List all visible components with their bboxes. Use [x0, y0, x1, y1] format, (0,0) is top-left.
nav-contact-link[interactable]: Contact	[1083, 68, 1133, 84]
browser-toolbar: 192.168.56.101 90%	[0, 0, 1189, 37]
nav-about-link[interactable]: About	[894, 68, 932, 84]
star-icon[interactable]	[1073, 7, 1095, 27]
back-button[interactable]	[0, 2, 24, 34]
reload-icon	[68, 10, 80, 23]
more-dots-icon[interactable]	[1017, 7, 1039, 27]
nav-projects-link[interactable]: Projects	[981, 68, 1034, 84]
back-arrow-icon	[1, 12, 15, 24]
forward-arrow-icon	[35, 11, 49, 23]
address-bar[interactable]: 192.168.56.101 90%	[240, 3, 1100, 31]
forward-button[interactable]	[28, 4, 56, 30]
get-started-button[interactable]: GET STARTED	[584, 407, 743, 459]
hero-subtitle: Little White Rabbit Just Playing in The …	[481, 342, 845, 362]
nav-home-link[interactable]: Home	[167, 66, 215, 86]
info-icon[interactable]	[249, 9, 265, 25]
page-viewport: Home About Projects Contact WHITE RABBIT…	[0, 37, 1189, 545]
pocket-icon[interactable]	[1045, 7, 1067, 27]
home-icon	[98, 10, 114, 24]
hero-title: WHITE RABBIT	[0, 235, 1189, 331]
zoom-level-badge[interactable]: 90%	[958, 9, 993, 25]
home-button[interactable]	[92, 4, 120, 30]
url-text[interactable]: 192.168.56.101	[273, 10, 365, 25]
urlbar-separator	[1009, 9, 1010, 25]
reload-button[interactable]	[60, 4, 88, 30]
+===+
WHAT IS EXPECTED: Copy the data from the start through the line containing "68, 932, 84]", reproducing each line as it appears.

EXERCISE RESULT:
List all visible components with their bboxes. Use [x0, y0, x1, y1] format, (0,0) is top-left.
nav-contact-link[interactable]: Contact	[1083, 68, 1133, 84]
browser-toolbar: 192.168.56.101 90%	[0, 0, 1189, 37]
nav-about-link[interactable]: About	[894, 68, 932, 84]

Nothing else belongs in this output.